Once you find a line containing the word "nach" in the entries below, copy it.

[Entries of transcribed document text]
=== Begin Enclosure ===

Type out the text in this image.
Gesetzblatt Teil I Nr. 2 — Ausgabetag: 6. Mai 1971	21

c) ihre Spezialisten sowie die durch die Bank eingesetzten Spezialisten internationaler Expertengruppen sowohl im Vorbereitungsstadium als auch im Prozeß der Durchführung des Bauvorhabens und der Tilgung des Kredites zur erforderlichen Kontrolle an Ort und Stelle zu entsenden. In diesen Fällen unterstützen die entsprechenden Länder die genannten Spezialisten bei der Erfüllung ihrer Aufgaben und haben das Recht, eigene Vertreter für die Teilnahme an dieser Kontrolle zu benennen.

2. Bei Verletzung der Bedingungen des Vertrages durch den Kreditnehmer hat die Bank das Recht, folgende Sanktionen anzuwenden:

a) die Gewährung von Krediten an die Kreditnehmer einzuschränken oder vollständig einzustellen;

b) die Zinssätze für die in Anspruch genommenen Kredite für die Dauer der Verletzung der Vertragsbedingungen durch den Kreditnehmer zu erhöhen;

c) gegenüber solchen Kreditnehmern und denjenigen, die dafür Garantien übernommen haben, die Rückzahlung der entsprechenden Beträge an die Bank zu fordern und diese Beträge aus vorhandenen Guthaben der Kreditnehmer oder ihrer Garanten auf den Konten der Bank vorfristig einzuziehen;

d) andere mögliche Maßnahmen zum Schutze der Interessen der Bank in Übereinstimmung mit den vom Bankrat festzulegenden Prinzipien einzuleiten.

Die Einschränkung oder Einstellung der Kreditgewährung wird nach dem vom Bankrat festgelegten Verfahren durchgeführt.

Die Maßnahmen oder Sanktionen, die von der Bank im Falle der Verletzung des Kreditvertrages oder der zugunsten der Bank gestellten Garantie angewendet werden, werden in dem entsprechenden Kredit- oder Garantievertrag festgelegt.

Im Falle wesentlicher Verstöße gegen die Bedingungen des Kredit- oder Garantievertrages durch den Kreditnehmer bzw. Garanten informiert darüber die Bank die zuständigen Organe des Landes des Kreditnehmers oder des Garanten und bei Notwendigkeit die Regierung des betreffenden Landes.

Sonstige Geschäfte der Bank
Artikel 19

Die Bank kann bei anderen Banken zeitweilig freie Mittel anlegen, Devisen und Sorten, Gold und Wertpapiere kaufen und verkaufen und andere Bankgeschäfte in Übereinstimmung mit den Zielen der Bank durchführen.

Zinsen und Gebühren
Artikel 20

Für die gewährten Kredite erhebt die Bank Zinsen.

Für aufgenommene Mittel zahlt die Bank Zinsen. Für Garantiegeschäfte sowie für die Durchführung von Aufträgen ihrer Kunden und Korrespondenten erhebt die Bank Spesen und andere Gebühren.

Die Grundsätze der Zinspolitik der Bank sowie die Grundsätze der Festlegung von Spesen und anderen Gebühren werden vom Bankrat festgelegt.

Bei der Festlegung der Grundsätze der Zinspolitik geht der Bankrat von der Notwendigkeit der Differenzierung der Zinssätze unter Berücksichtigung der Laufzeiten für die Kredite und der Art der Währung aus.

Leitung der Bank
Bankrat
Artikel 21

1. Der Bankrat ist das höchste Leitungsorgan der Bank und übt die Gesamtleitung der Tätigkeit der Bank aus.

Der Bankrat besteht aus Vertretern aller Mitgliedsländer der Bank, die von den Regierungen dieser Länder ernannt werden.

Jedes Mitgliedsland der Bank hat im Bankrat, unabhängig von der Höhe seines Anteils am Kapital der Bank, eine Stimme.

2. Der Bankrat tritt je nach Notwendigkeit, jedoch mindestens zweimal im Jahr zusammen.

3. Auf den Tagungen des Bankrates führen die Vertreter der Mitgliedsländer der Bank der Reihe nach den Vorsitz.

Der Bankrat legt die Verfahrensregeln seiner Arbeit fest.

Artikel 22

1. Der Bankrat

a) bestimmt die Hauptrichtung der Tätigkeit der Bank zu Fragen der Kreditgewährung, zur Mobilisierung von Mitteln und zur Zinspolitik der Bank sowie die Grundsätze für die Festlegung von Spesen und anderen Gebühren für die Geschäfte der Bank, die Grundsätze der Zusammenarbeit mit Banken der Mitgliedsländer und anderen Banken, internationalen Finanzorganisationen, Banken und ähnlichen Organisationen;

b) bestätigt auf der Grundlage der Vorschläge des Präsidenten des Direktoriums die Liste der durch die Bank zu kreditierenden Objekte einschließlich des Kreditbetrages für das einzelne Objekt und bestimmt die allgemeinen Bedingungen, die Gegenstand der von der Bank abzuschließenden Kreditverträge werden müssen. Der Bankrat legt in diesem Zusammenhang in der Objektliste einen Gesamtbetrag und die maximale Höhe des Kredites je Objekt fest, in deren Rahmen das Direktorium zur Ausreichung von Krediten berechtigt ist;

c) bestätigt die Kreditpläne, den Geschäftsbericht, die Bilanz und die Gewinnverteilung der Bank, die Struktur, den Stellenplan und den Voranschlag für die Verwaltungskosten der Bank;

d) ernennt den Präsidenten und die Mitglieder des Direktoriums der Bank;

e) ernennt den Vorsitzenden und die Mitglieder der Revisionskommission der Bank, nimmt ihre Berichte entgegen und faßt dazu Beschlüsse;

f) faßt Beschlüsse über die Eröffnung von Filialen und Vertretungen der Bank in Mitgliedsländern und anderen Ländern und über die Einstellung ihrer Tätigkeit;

=== End Enclosure ===

Solution to this problem:
Die Einschränkung oder Einstellung der Kreditgewährung wird nach dem vom Bankrat festgelegten Verfahren durchgeführt.
2. Der Bankrat tritt je nach Notwendigkeit, jedoch mindestens zweimal im Jahr zusammen.
3. Auf den Tagungen des Bankrates führen die Vertreter der Mitgliedsländer der Bank der Reihe nach den Vorsitz.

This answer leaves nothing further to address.